### INPUT DATA

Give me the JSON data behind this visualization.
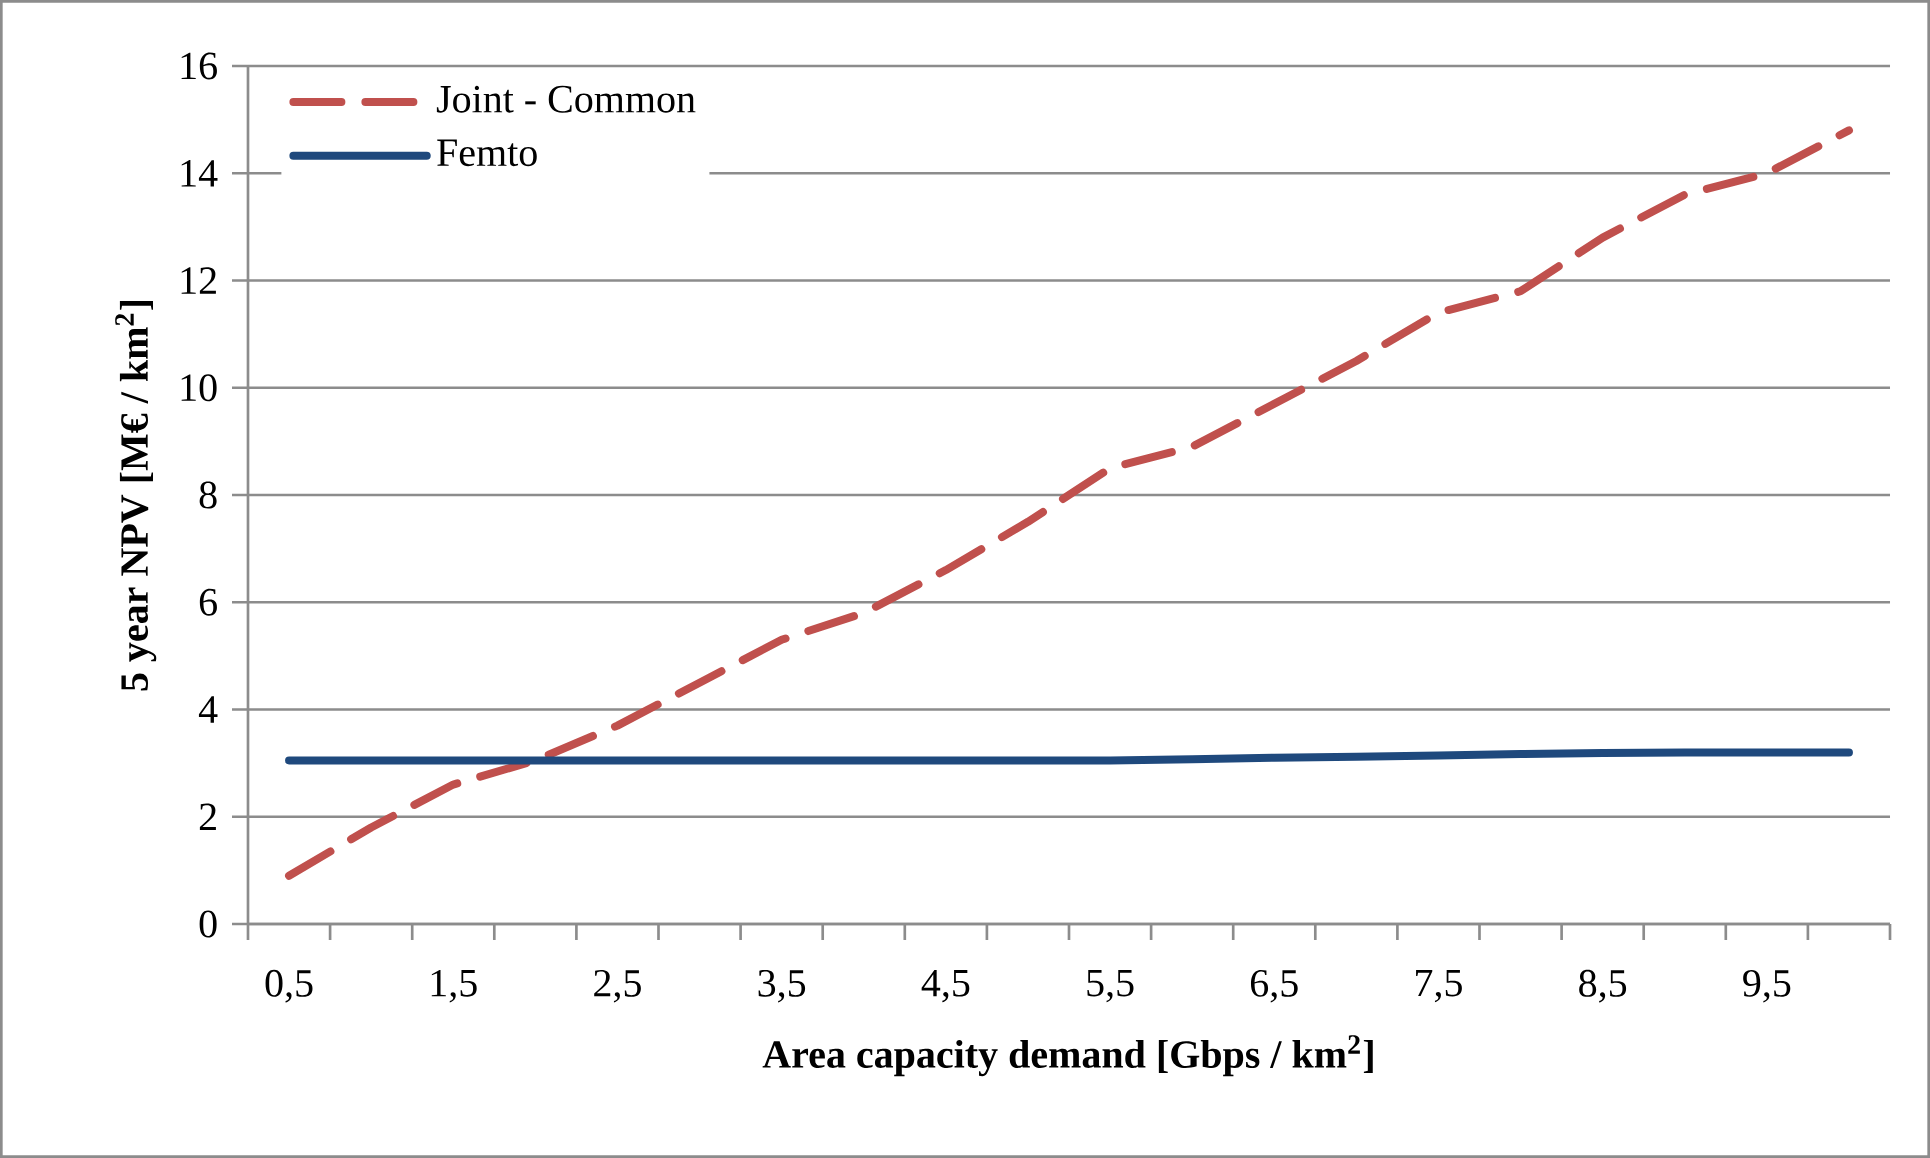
{
  "chart_data": {
    "type": "line",
    "xlabel": "Area capacity demand [Gbps / km$^{2}$]",
    "ylabel": "5 year NPV [M€ / km$^{2}$]",
    "categories": [
      "0,5",
      null,
      "1,5",
      null,
      "2,5",
      null,
      "3,5",
      null,
      "4,5",
      null,
      "5,5",
      null,
      "6,5",
      null,
      "7,5",
      null,
      "8,5",
      null,
      "9,5",
      null
    ],
    "series": [
      {
        "name": "Joint - Common",
        "color": "#c0504d",
        "line_style": "dashed",
        "values": [
          0.9,
          1.8,
          2.6,
          3.05,
          3.7,
          4.5,
          5.3,
          5.8,
          6.6,
          7.5,
          8.5,
          8.9,
          9.7,
          10.5,
          11.4,
          11.8,
          12.8,
          13.6,
          14.0,
          14.8
        ]
      },
      {
        "name": "Femto",
        "color": "#1f497d",
        "line_style": "solid",
        "values": [
          3.05,
          3.05,
          3.05,
          3.05,
          3.05,
          3.05,
          3.05,
          3.05,
          3.05,
          3.05,
          3.05,
          3.07,
          3.1,
          3.12,
          3.14,
          3.17,
          3.19,
          3.2,
          3.2,
          3.2
        ]
      }
    ],
    "ylim": [
      0,
      16
    ],
    "yticks": [
      0,
      2,
      4,
      6,
      8,
      10,
      12,
      14,
      16
    ],
    "grid": "y",
    "legend": "top left",
    "marker": "none"
  }
}
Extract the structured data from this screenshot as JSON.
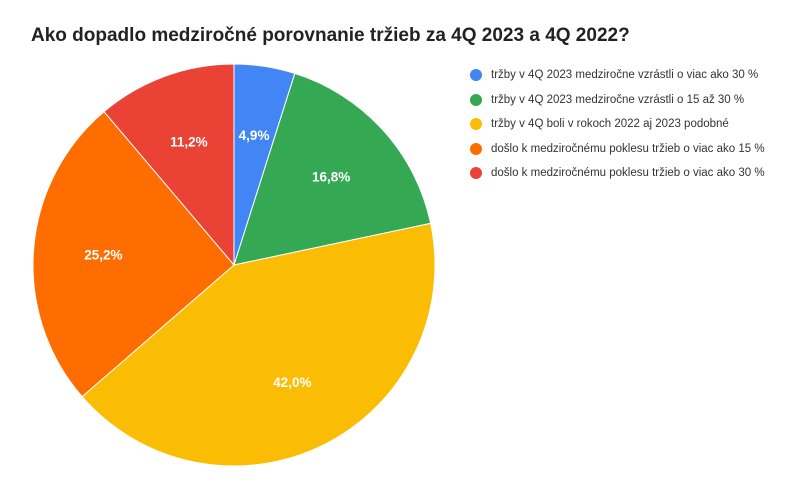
{
  "chart_data": {
    "type": "pie",
    "title": "Ako dopadlo medziročné porovnanie tržieb za 4Q 2023 a 4Q 2022?",
    "legend_position": "right",
    "start_angle": "12 o'clock",
    "direction": "clockwise",
    "slices": [
      {
        "label": "tržby v 4Q 2023 medziročne vzrástli o viac ako 30 %",
        "value": 4.9,
        "value_label": "4,9%",
        "color": "#4285F4"
      },
      {
        "label": "tržby v 4Q 2023 medziročne vzrástli o 15 až 30 %",
        "value": 16.8,
        "value_label": "16,8%",
        "color": "#34A853"
      },
      {
        "label": "tržby v 4Q boli v rokoch 2022 aj 2023 podobné",
        "value": 42.0,
        "value_label": "42,0%",
        "color": "#FBBC04"
      },
      {
        "label": "došlo k medziročnému poklesu tržieb o viac ako 15 %",
        "value": 25.2,
        "value_label": "25,2%",
        "color": "#FF6D01"
      },
      {
        "label": "došlo k medziročnému poklesu tržieb o viac ako 30 %",
        "value": 11.2,
        "value_label": "11,2%",
        "color": "#EA4335"
      }
    ]
  }
}
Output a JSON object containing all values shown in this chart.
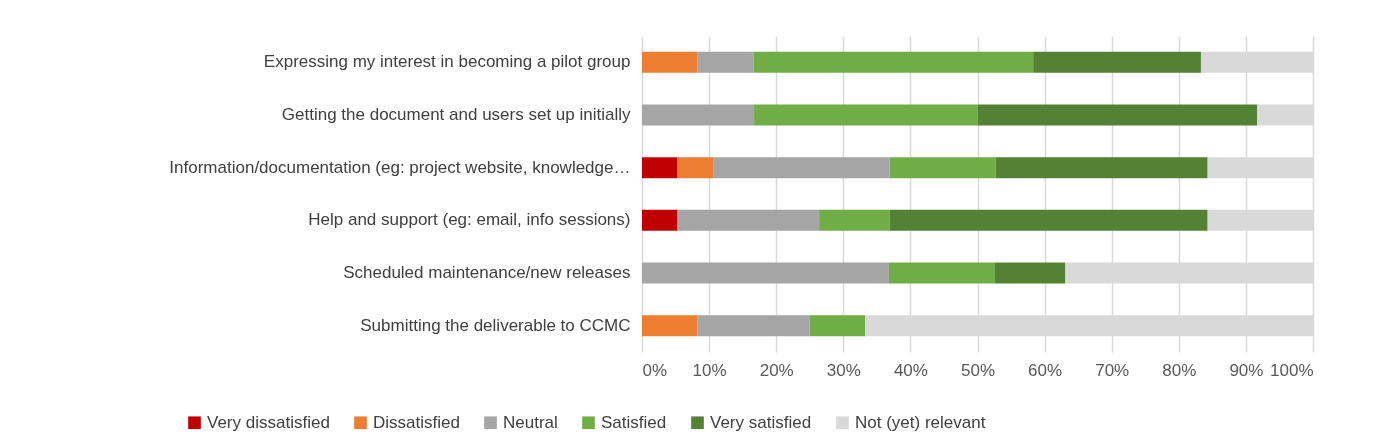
{
  "chart_data": {
    "type": "bar",
    "orientation": "horizontal",
    "stacked": true,
    "categories": [
      "Expressing my interest in becoming a pilot group",
      "Getting the document and users set up initially",
      "Information/documentation (eg: project website, knowledge…",
      "Help and support (eg: email, info sessions)",
      "Scheduled maintenance/new releases",
      "Submitting the deliverable to CCMC"
    ],
    "series": [
      {
        "name": "Very dissatisfied",
        "color": "#c00000",
        "values": [
          0,
          0,
          5.3,
          5.3,
          0,
          0
        ]
      },
      {
        "name": "Dissatisfied",
        "color": "#ed7d31",
        "values": [
          8.3,
          0,
          5.3,
          0,
          0,
          8.3
        ]
      },
      {
        "name": "Neutral",
        "color": "#a5a5a5",
        "values": [
          8.3,
          16.7,
          26.3,
          21.1,
          36.8,
          16.7
        ]
      },
      {
        "name": "Satisfied",
        "color": "#70ad47",
        "values": [
          41.7,
          33.3,
          15.8,
          10.5,
          15.8,
          8.3
        ]
      },
      {
        "name": "Very satisfied",
        "color": "#548235",
        "values": [
          25,
          41.7,
          31.6,
          47.4,
          10.5,
          0
        ]
      },
      {
        "name": "Not (yet) relevant",
        "color": "#d9d9d9",
        "values": [
          16.7,
          8.3,
          15.7,
          15.7,
          36.9,
          66.7
        ]
      }
    ],
    "xlim": [
      0,
      100
    ],
    "xticks": [
      {
        "value": 0,
        "label": "0%"
      },
      {
        "value": 10,
        "label": "10%"
      },
      {
        "value": 20,
        "label": "20%"
      },
      {
        "value": 30,
        "label": "30%"
      },
      {
        "value": 40,
        "label": "40%"
      },
      {
        "value": 50,
        "label": "50%"
      },
      {
        "value": 60,
        "label": "60%"
      },
      {
        "value": 70,
        "label": "70%"
      },
      {
        "value": 80,
        "label": "80%"
      },
      {
        "value": 90,
        "label": "90%"
      },
      {
        "value": 100,
        "label": "100%"
      }
    ],
    "grid": "x",
    "legend": "bottom"
  }
}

######

**PROBLEM TO SOLVE**
Pick out and copy every line that contains the word "vzrástli".

**REPLY**
        "label": "tržby v 4Q 2023 medziročne vzrástli o viac ako 30 %",
        "label": "tržby v 4Q 2023 medziročne vzrástli o 15 až 30 %",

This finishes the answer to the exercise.